— begin Given records —

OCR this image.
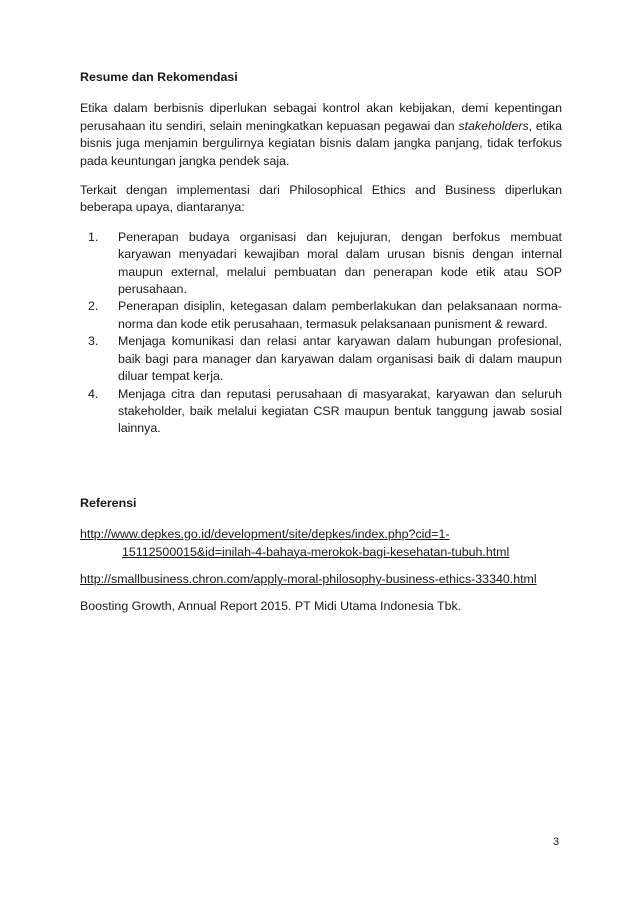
Resume dan Rekomendasi

Etika dalam berbisnis diperlukan sebagai kontrol akan kebijakan, demi kepentingan perusahaan itu sendiri, selain meningkatkan kepuasan pegawai dan stakeholders, etika bisnis juga menjamin bergulirnya kegiatan bisnis dalam jangka panjang, tidak terfokus pada keuntungan jangka pendek saja.

Terkait dengan implementasi dari Philosophical Ethics and Business diperlukan beberapa upaya, diantaranya:

1. Penerapan budaya organisasi dan kejujuran, dengan berfokus membuat karyawan menyadari kewajiban moral dalam urusan bisnis dengan internal maupun external, melalui pembuatan dan penerapan kode etik atau SOP perusahaan.
2. Penerapan disiplin, ketegasan dalam pemberlakukan dan pelaksanaan norma-norma dan kode etik perusahaan, termasuk pelaksanaan punisment & reward.
3. Menjaga komunikasi dan relasi antar karyawan dalam hubungan profesional, baik bagi para manager dan karyawan dalam organisasi baik di dalam maupun diluar tempat kerja.
4. Menjaga citra dan reputasi perusahaan di masyarakat, karyawan dan seluruh stakeholder, baik melalui kegiatan CSR maupun bentuk tanggung jawab sosial lainnya.
Referensi
http://www.depkes.go.id/development/site/depkes/index.php?cid=1-
15112500015&id=inilah-4-bahaya-merokok-bagi-kesehatan-tubuh.html
http://smallbusiness.chron.com/apply-moral-philosophy-business-ethics-33340.html

Boosting Growth, Annual Report 2015. PT Midi Utama Indonesia Tbk.

3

— end Given records —

- Given instruction -
Leaving out the pictures, repeat the data above exactly.

- Answer to this problem -
OCR this image.
Resume dan Rekomendasi

Etika dalam berbisnis diperlukan sebagai kontrol akan kebijakan, demi kepentingan perusahaan itu sendiri, selain meningkatkan kepuasan pegawai dan stakeholders, etika bisnis juga menjamin bergulirnya kegiatan bisnis dalam jangka panjang, tidak terfokus pada keuntungan jangka pendek saja.

Terkait dengan implementasi dari Philosophical Ethics and Business diperlukan beberapa upaya, diantaranya:

1. Penerapan budaya organisasi dan kejujuran, dengan berfokus membuat karyawan menyadari kewajiban moral dalam urusan bisnis dengan internal maupun external, melalui pembuatan dan penerapan kode etik atau SOP perusahaan.
2. Penerapan disiplin, ketegasan dalam pemberlakukan dan pelaksanaan norma-norma dan kode etik perusahaan, termasuk pelaksanaan punisment & reward.
3. Menjaga komunikasi dan relasi antar karyawan dalam hubungan profesional, baik bagi para manager dan karyawan dalam organisasi baik di dalam maupun diluar tempat kerja.
4. Menjaga citra dan reputasi perusahaan di masyarakat, karyawan dan seluruh stakeholder, baik melalui kegiatan CSR maupun bentuk tanggung jawab sosial lainnya.
Referensi
http://www.depkes.go.id/development/site/depkes/index.php?cid=1-
15112500015&id=inilah-4-bahaya-merokok-bagi-kesehatan-tubuh.html
http://smallbusiness.chron.com/apply-moral-philosophy-business-ethics-33340.html

Boosting Growth, Annual Report 2015. PT Midi Utama Indonesia Tbk.

3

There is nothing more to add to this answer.